:: RECORDS FOR THIS TASK
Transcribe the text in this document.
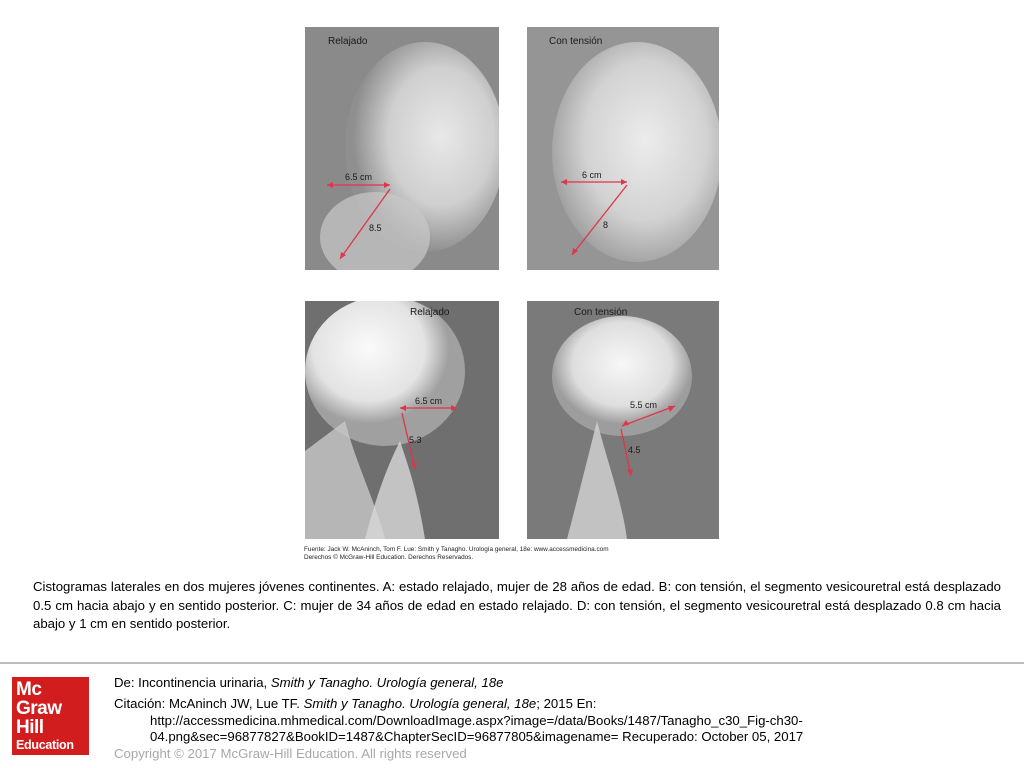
Relajado
6.5 cm
8.5
Con tensión
6 cm
8
Relajado
6.5 cm
5.3
Con tensión
5.5 cm
4.5
Fuente: Jack W. McAninch, Tom F. Lue: Smith y Tanagho. Urología general, 18e: www.accessmedicina.com
Derechos © McGraw-Hill Education. Derechos Reservados.
Cistogramas laterales en dos mujeres jóvenes continentes. A: estado relajado, mujer de 28 años de edad. B: con tensión, el segmento vesicouretral está desplazado 0.5 cm hacia abajo y en sentido posterior. C: mujer de 34 años de edad en estado relajado. D: con tensión, el segmento vesicouretral está desplazado 0.8 cm hacia abajo y 1 cm en sentido posterior.
Mc
Graw
Hill
Education
De: Incontinencia urinaria, Smith y Tanagho. Urología general, 18e
Citación: McAninch JW, Lue TF. Smith y Tanagho. Urología general, 18e; 2015 En:
http://accessmedicina.mhmedical.com/DownloadImage.aspx?image=/data/Books/1487/Tanagho_c30_Fig-ch30-
04.png&sec=96877827&BookID=1487&ChapterSecID=96877805&imagename= Recuperado: October 05, 2017
Copyright © 2017 McGraw-Hill Education. All rights reserved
::::
▸ **WHAT NEEDS TO BE DONE**: Examine the records and pull out every line where the string "general" occurs.

▸ **EXERCISE ANSWER**:
Fuente: Jack W. McAninch, Tom F. Lue: Smith y Tanagho. Urología general, 18e: www.accessmedicina.com
De: Incontinencia urinaria, Smith y Tanagho. Urología general, 18e
Citación: McAninch JW, Lue TF. Smith y Tanagho. Urología general, 18e; 2015 En:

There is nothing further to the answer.